====== 読む文章

あらしが来るとは誰も思っていなかった ---- ドラ・ド・ヨング『あらしの前/あらしのあと』

『あらしの前/あらしのあと』(岩波少年少女文学全集、1961、吉野源三郎訳)を、久しぶりに再読した。
著者のドラ・ド・ヨングはオランダ人女性だが、「あらしの前」(原題:THE LEVEL LAND)は1950年にアメリカで出版されて好評を得、その7年後に「あらしのあと」(原題:RETURN TO THE LEVEL LAND)が出されている。
私の持っているのは、この二冊が一緒になっている50年前の古い単行本。今は岩波少年文庫に別冊で収められている。日本に紹介されている欧米の児童文学の中では、わりと地味な部類に入るこの本を手に取ったのはもちろん、「不安の中でどう振る舞うのが正しいか」のヒントがどこかに書いてなかったかなと思ったからだ。

あらしの前 (岩波少年文庫)

あらしの前 (岩波少年文庫)

あらしのあと (岩波少年文庫)

あらしのあと (岩波少年文庫)


オランダのユトレヒトから東に行ったアルネムという街に近い村の、お医者さん一家の物語である。「あらし」とは第二次世界大戦のこと。「あらしの前」は、1939年の晩秋から翌年の5月にかけて、つまりまだ平和な暮らしが保たれていた頃からドイツ軍のオランダ侵攻が始まるまでの約半年余りを、「あらしのあと」は戦争が終わり復興しつつある頃を描いている。
村の人々に信頼されている医者の父、父を支える母、しっかり者で正義感の強いミープ(長女)、音楽の才能のあるヤップ(長男)、少し屈折しているヤン(次男)、ヤン思いの優しいルト(次女)、腕白なピーター・ピム(三男)、アンネ(末っ子の赤ちゃん)の大家族。その他、古株の家政婦のサーシャ、ドイツから亡命し一家の元に身を寄せるユダヤ人の少年ヴェルネルなど、登場人物は多い。

============
====== 提供資料

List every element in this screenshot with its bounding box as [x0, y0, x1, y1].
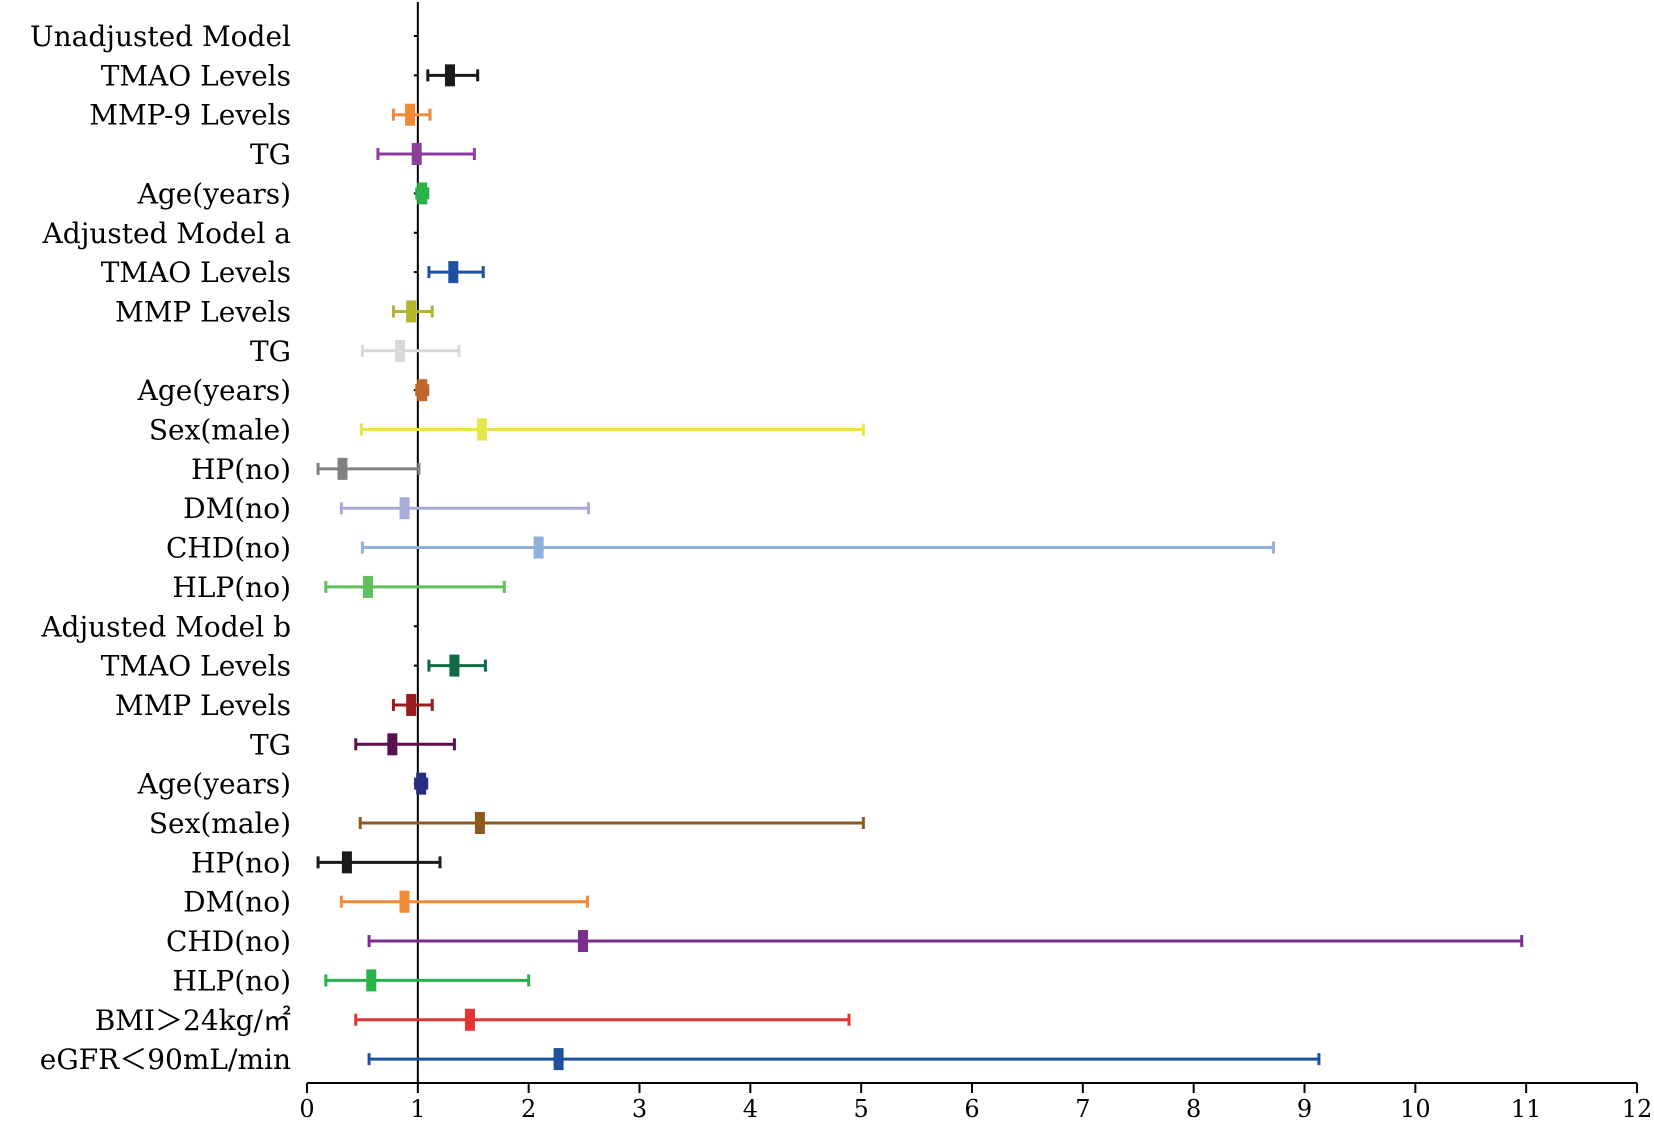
forest-row: Age(years): [137, 177, 430, 210]
estimate-marker: [417, 379, 428, 402]
estimate-marker: [553, 1048, 564, 1071]
row-label: HLP(no): [172, 571, 291, 604]
estimate-marker: [448, 261, 459, 284]
row-label: TMAO Levels: [101, 256, 291, 289]
forest-row: HP(no): [191, 453, 421, 486]
estimate-marker: [341, 851, 352, 874]
forest-row: CHD(no): [166, 925, 1524, 958]
model-header-label: Adjusted Model a: [42, 217, 291, 250]
row-label: CHD(no): [166, 532, 291, 565]
x-tick-label: 9: [1297, 1095, 1312, 1121]
estimate-marker: [417, 182, 428, 205]
row-label: Sex(male): [149, 807, 291, 840]
forest-row: TG: [250, 335, 461, 368]
row-label: HLP(no): [172, 964, 291, 997]
forest-row: MMP Levels: [115, 295, 434, 328]
model-header-label: Unadjusted Model: [30, 20, 291, 53]
forest-row: DM(no): [183, 492, 591, 525]
row-label: CHD(no): [166, 925, 291, 958]
forest-row: TG: [250, 138, 476, 171]
row-label: TMAO Levels: [101, 59, 291, 92]
forest-row: eGFR＜90mL/min: [40, 1043, 1321, 1076]
forest-row: TMAO Levels: [101, 59, 480, 92]
estimate-marker: [477, 418, 488, 441]
x-tick-label: 6: [964, 1095, 979, 1121]
row-label: Age(years): [137, 768, 291, 801]
estimate-marker: [406, 693, 417, 716]
x-tick-label: 10: [1400, 1095, 1431, 1121]
row-label: MMP Levels: [115, 689, 291, 722]
estimate-marker: [416, 772, 427, 795]
forest-row: TMAO Levels: [101, 256, 485, 289]
model-header-row: Adjusted Model a: [42, 217, 418, 250]
x-tick-label: 4: [743, 1095, 758, 1121]
row-label: DM(no): [183, 492, 291, 525]
x-tick-label: 11: [1511, 1095, 1542, 1121]
forest-row: HP(no): [191, 846, 442, 879]
estimate-marker: [337, 457, 348, 480]
estimate-marker: [533, 536, 544, 559]
estimate-marker: [366, 969, 377, 992]
row-label: Sex(male): [149, 414, 291, 447]
forest-row: Sex(male): [149, 807, 865, 840]
x-tick-label: 8: [1186, 1095, 1201, 1121]
estimate-marker: [406, 300, 417, 323]
model-header-label: Adjusted Model b: [40, 610, 291, 643]
row-label: MMP Levels: [115, 295, 291, 328]
x-tick-label: 12: [1622, 1095, 1653, 1121]
estimate-marker: [449, 654, 460, 677]
estimate-marker: [411, 143, 422, 166]
x-tick-label: 2: [521, 1095, 536, 1121]
forest-row: Sex(male): [149, 414, 865, 447]
forest-row: Age(years): [137, 768, 429, 801]
row-label: eGFR＜90mL/min: [40, 1043, 291, 1076]
forest-row: CHD(no): [166, 532, 1275, 565]
forest-row: DM(no): [183, 886, 589, 919]
row-label: TG: [250, 335, 291, 368]
model-header-row: Adjusted Model b: [40, 610, 418, 643]
forest-row: TG: [250, 728, 456, 761]
estimate-marker: [387, 733, 398, 756]
model-header-row: Unadjusted Model: [30, 20, 418, 53]
row-label: TG: [250, 138, 291, 171]
row-label: DM(no): [183, 886, 291, 919]
estimate-marker: [399, 890, 410, 913]
estimate-marker: [444, 64, 455, 87]
forest-row: MMP Levels: [115, 689, 434, 722]
row-label: Age(years): [137, 177, 291, 210]
estimate-marker: [362, 575, 373, 598]
x-tick-label: 1: [410, 1095, 425, 1121]
forest-row: HLP(no): [172, 964, 531, 997]
estimate-marker: [395, 339, 406, 362]
row-label: MMP-9 Levels: [89, 99, 291, 132]
x-tick-label: 5: [854, 1095, 869, 1121]
estimate-marker: [577, 930, 588, 953]
row-label: BMI＞24kg/㎡: [95, 1004, 291, 1037]
row-label: HP(no): [191, 846, 291, 879]
row-label: TMAO Levels: [101, 650, 291, 683]
estimate-marker: [474, 812, 485, 834]
forest-row: Age(years): [137, 374, 430, 407]
forest-row: TMAO Levels: [101, 650, 487, 683]
row-label: TG: [250, 728, 291, 761]
forest-row: BMI＞24kg/㎡: [95, 1004, 851, 1037]
estimate-marker: [464, 1008, 475, 1031]
x-tick-label: 0: [299, 1095, 314, 1121]
estimate-marker: [399, 497, 410, 520]
x-tick-label: 3: [632, 1095, 647, 1121]
forest-row: HLP(no): [172, 571, 506, 604]
estimate-marker: [405, 103, 416, 126]
forest-row: MMP-9 Levels: [89, 99, 432, 132]
row-label: HP(no): [191, 453, 291, 486]
x-tick-label: 7: [1075, 1095, 1090, 1121]
row-label: Age(years): [137, 374, 291, 407]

============

取り組む課題
a - 読む文章によると、「あらしの前」の原題は何か。
b - 『あらしの前/あらしのあと』を紹介する文章を、最後の文の続きから書き進めよ。

解答一覧
a - THE LEVEL LAND

b -
「あらしの前」では、戦争の影が近づいてきているとは言え基本的には幸福な家族の日常の、ちょっとした波乱や人間模様が描かれている。両親が欠点の見当たらない安定したタイプで、家族間の軋轢があまりなく、あったとしても大事には発展しないので、物語展開はやや冗長に感じられるが、日々の暮らし、子ども達の冬の遊び、クリスマス、家族旅行、復活祭など、戦前のオランダの中流家庭の生活文化の細部描写はなかなか楽しめる。


人物で面白いのは、屈折を抱えているヤンだ。父親のように医者になりたいという強い願望を持ちながら、学校の勉強についていけてないことで内心焦りつつ、自分のことを案じてあれこれ手助けしようとするルトがいささか疎ましい。よくできた妹だけに、落ちこぼれの兄にはその心遣いが却って負担なのだ。そんな兄にも、妹が病気で寝込んだ時、つらく当ったことを激しく悔やむというかわいいところがあったりする。
このヤンだけが「あらしのあと」には登場しない。ドイツ占領下で地下活動中に捕らえられそれきり戻ってこなかったことが、さらっと触れられているのみである。心理描写が比較的丁寧になされている人物だけに、ちょっと意表を突かれる。「あらしのあと」は、アメリカに亡命した後に米兵となったヴェルネルの訪問と、少し大人になったルトが兄の死を乗り越えていく姿を中心に描かれている。

あらしの前

子どもの頃に読んだ時はほとんど知識がなかったのでピンとこなかったが、再読して興味深かったのは、第二次世界大戦勃発時のオランダの一般市民が、隣国ドイツの動向についてはいかに安心していたかという描写が、ちょくちょくある点だ。
オランダは長年ドイツとは友好的な関係を保ってきた国であり、1939年にドイツがポーランドに侵攻し、英、仏が宣戦布告して戦争が始まった後も、中立を保持しようとしていた。1940年の春頃まで、オランダの多くの国民は、まさか大きな「あらし」が自分たちに襲いかかってくるとは思っていなかった。郊外ののどかな地域に暮らしている人々なら尚更だろう。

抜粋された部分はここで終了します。